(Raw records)
-- -- --
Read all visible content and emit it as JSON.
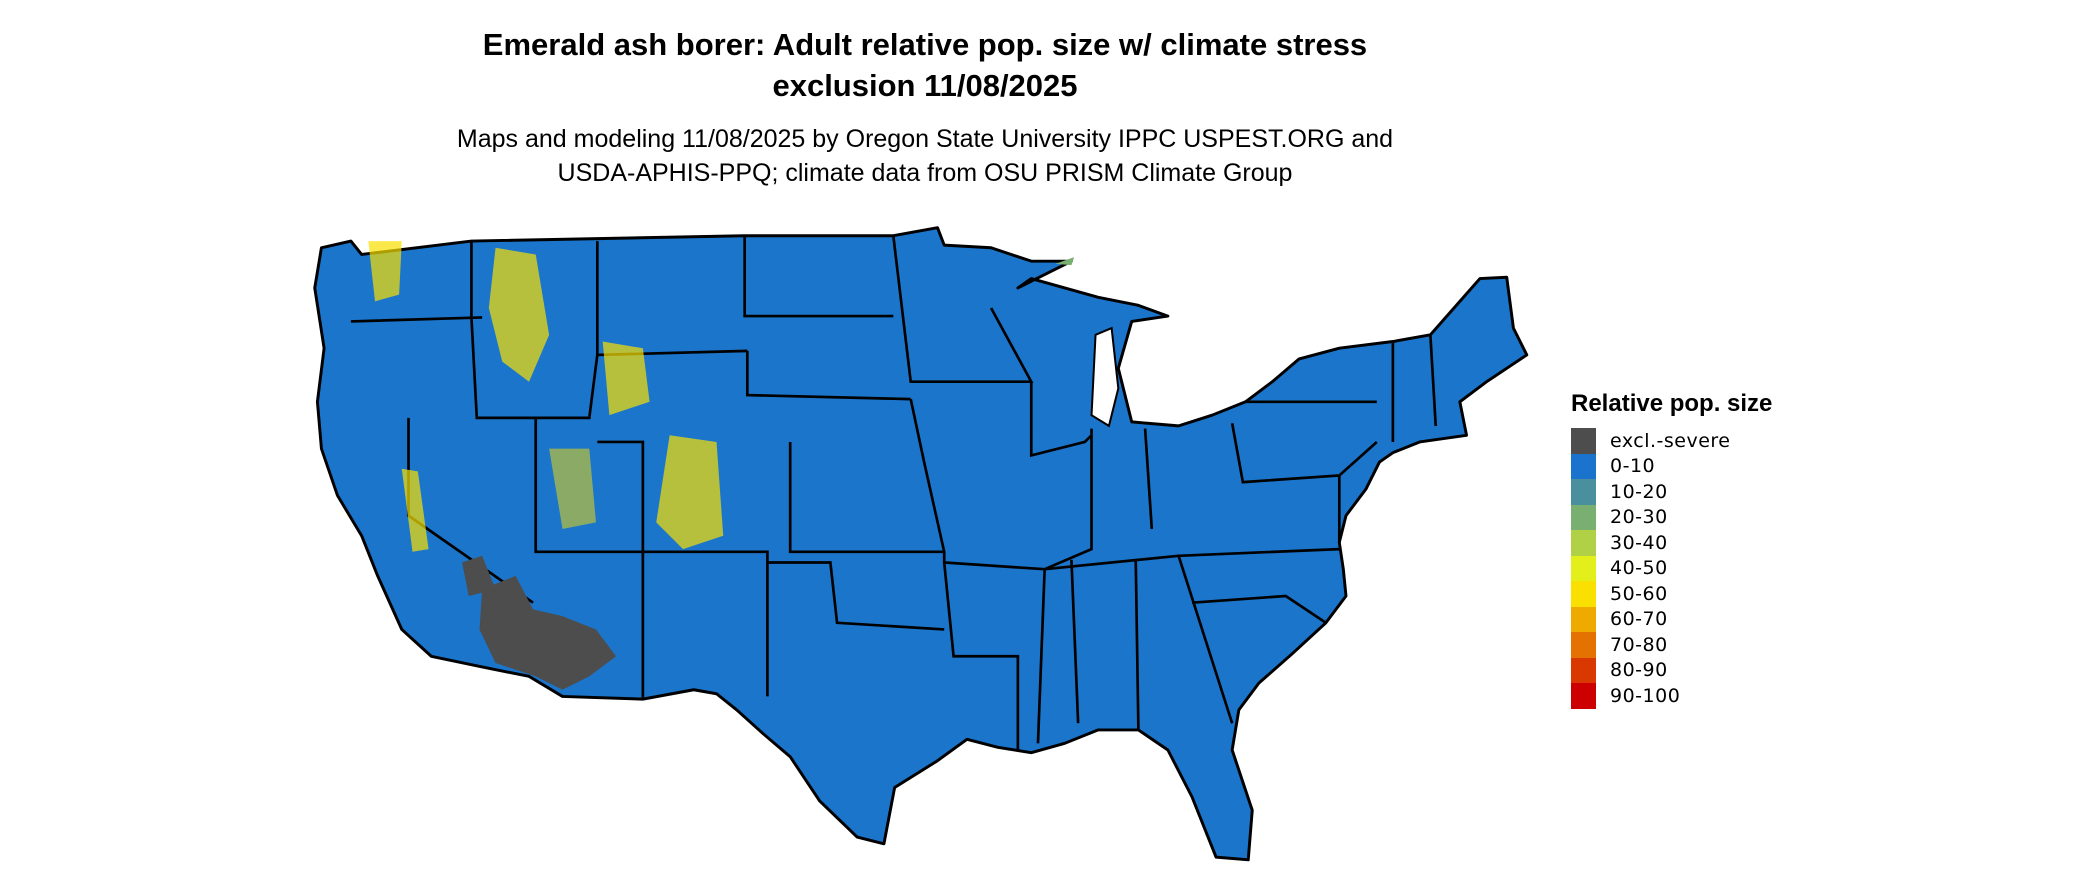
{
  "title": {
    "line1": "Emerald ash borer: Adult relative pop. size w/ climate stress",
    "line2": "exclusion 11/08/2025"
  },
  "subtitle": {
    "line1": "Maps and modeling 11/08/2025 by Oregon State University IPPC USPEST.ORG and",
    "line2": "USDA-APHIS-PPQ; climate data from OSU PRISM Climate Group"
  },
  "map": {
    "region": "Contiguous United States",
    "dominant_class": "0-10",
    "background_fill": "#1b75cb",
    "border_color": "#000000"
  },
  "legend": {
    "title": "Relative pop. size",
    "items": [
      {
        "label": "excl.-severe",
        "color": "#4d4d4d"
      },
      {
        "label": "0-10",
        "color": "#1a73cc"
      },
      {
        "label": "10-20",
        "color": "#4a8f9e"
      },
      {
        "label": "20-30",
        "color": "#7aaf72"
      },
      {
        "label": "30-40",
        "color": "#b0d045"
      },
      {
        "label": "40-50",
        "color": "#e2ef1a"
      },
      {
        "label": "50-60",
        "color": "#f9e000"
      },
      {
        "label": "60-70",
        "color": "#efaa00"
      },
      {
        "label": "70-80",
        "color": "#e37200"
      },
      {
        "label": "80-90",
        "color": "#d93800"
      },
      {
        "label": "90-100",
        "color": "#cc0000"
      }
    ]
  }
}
-- -- --
— What is needed —
Report how many lines in these entries contain "label". Answer with the number only.

— Task response —
11